_Task requirements_. Every record below should be written out exactly; pictures stay out.

_Raw records_.
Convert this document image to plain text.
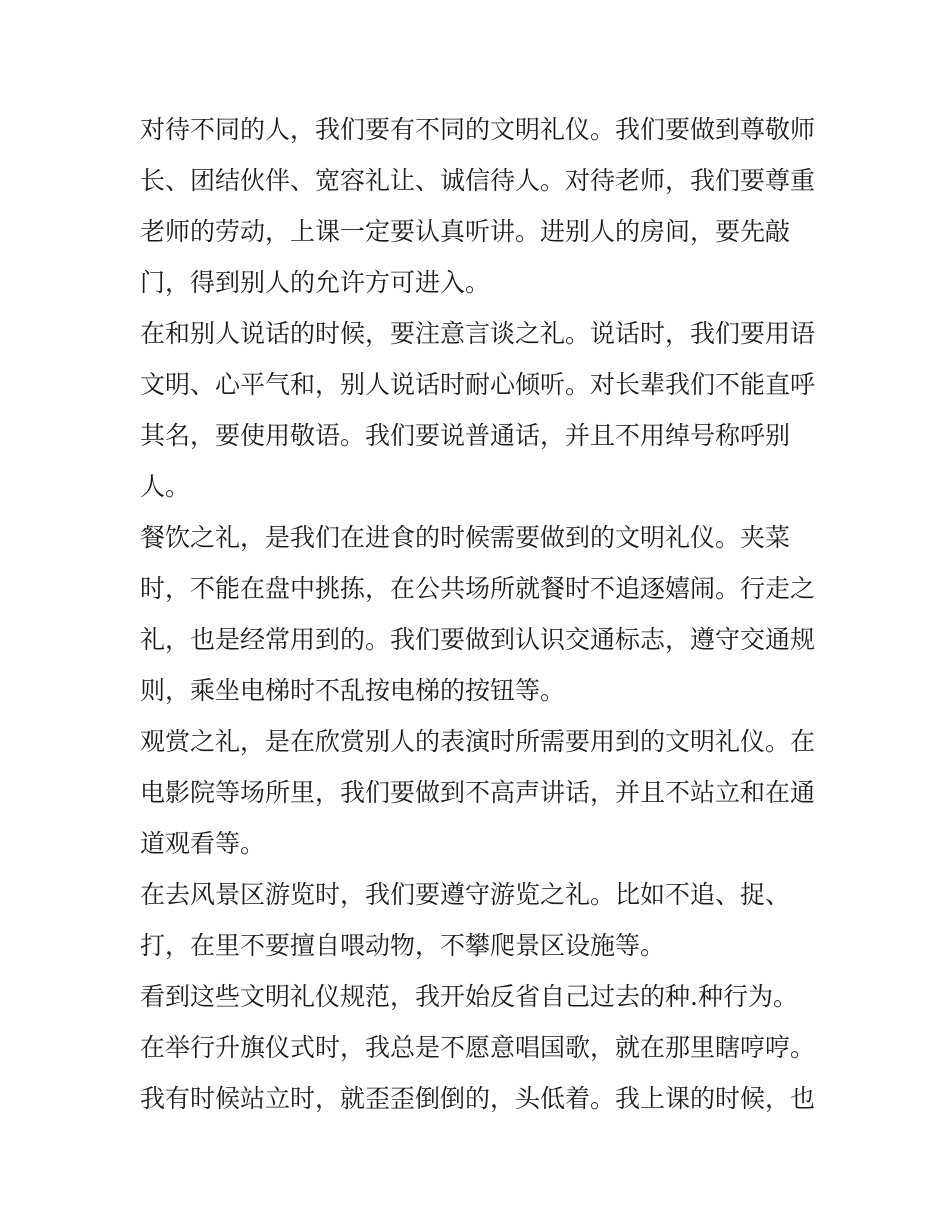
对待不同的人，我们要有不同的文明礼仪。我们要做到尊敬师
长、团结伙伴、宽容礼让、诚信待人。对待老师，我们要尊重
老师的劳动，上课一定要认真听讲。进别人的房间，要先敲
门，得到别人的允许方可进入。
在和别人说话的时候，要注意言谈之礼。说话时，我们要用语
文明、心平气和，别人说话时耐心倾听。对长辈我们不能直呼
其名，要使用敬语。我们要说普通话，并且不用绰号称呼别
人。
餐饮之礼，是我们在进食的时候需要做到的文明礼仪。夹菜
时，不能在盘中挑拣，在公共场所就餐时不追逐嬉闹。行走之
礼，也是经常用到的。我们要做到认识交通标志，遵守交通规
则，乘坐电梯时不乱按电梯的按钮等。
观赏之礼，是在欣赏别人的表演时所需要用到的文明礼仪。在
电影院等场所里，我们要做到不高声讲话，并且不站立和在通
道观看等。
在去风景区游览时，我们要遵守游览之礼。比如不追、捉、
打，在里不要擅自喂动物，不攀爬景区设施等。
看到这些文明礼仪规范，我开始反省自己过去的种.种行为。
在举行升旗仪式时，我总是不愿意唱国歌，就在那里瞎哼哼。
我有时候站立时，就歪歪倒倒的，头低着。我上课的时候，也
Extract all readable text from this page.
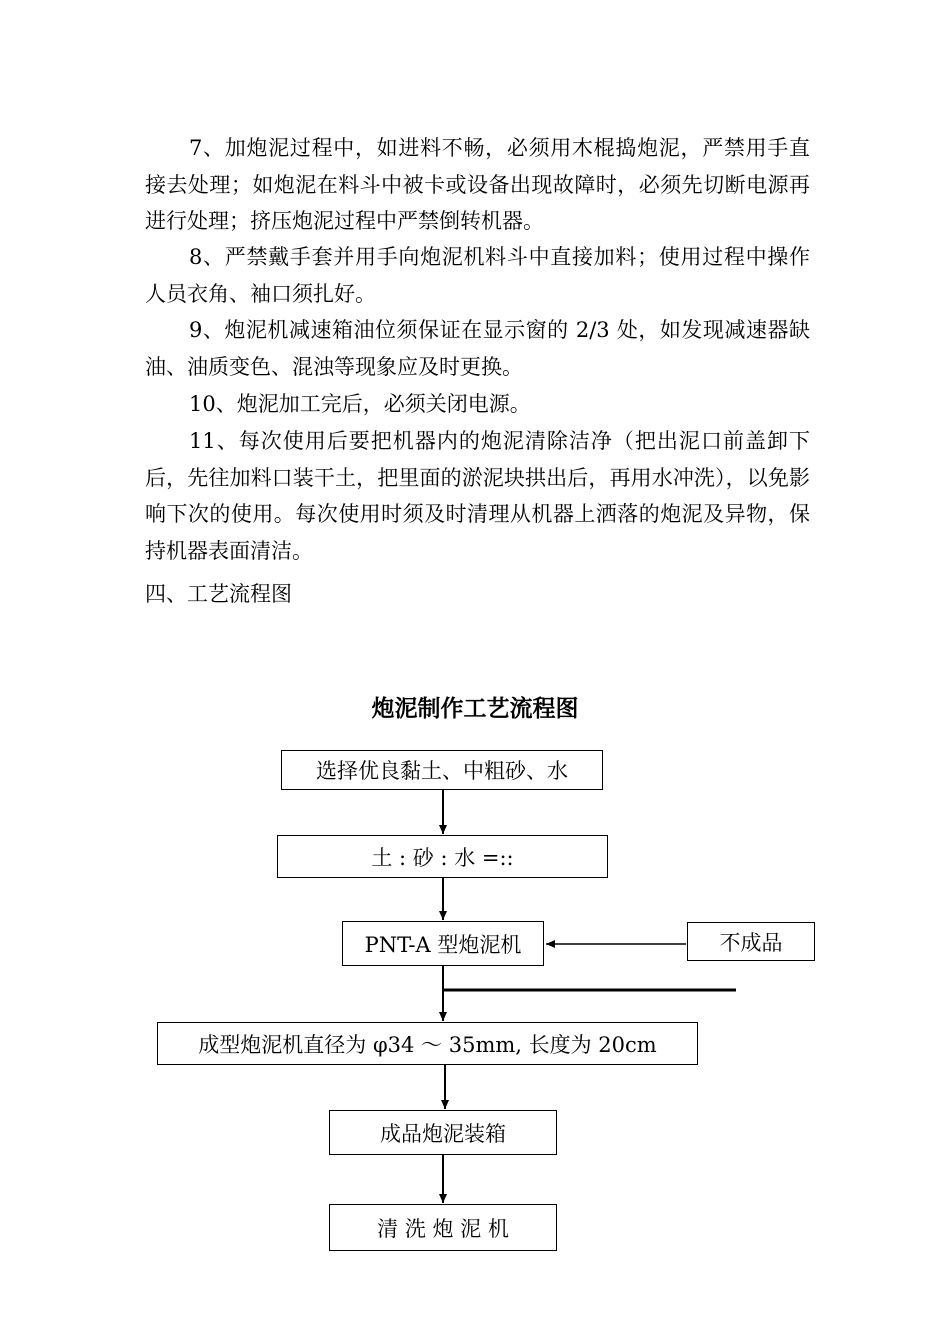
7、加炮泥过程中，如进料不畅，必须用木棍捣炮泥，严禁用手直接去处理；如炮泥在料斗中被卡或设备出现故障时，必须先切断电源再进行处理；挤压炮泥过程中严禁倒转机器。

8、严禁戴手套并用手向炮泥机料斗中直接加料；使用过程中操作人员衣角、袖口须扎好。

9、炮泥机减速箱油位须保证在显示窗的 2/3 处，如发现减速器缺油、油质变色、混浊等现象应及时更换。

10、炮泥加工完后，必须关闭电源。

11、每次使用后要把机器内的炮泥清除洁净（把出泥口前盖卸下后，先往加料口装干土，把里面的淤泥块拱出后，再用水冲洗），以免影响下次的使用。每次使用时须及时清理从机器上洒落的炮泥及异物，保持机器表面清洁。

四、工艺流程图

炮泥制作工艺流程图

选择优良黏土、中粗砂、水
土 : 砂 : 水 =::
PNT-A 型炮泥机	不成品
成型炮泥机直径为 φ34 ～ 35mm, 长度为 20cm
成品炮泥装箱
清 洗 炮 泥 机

_Correct answer_.
Convert this document image to plain text.
对待不同的人，我们要有不同的文明礼仪。我们要做到尊敬师
长、团结伙伴、宽容礼让、诚信待人。对待老师，我们要尊重
老师的劳动，上课一定要认真听讲。进别人的房间，要先敲
门，得到别人的允许方可进入。
在和别人说话的时候，要注意言谈之礼。说话时，我们要用语
文明、心平气和，别人说话时耐心倾听。对长辈我们不能直呼
其名，要使用敬语。我们要说普通话，并且不用绰号称呼别
人。
餐饮之礼，是我们在进食的时候需要做到的文明礼仪。夹菜
时，不能在盘中挑拣，在公共场所就餐时不追逐嬉闹。行走之
礼，也是经常用到的。我们要做到认识交通标志，遵守交通规
则，乘坐电梯时不乱按电梯的按钮等。
观赏之礼，是在欣赏别人的表演时所需要用到的文明礼仪。在
电影院等场所里，我们要做到不高声讲话，并且不站立和在通
道观看等。
在去风景区游览时，我们要遵守游览之礼。比如不追、捉、
打，在里不要擅自喂动物，不攀爬景区设施等。
看到这些文明礼仪规范，我开始反省自己过去的种.种行为。
在举行升旗仪式时，我总是不愿意唱国歌，就在那里瞎哼哼。
我有时候站立时，就歪歪倒倒的，头低着。我上课的时候，也
Extract all readable text from this page.
7、加炮泥过程中，如进料不畅，必须用木棍捣炮泥，严禁用手直接去处理；如炮泥在料斗中被卡或设备出现故障时，必须先切断电源再进行处理；挤压炮泥过程中严禁倒转机器。

8、严禁戴手套并用手向炮泥机料斗中直接加料；使用过程中操作人员衣角、袖口须扎好。

9、炮泥机减速箱油位须保证在显示窗的 2/3 处，如发现减速器缺油、油质变色、混浊等现象应及时更换。

10、炮泥加工完后，必须关闭电源。

11、每次使用后要把机器内的炮泥清除洁净（把出泥口前盖卸下后，先往加料口装干土，把里面的淤泥块拱出后，再用水冲洗），以免影响下次的使用。每次使用时须及时清理从机器上洒落的炮泥及异物，保持机器表面清洁。

四、工艺流程图

炮泥制作工艺流程图

选择优良黏土、中粗砂、水
土 : 砂 : 水 =::
PNT-A 型炮泥机	不成品
成型炮泥机直径为 φ34 ～ 35mm, 长度为 20cm
成品炮泥装箱
清 洗 炮 泥 机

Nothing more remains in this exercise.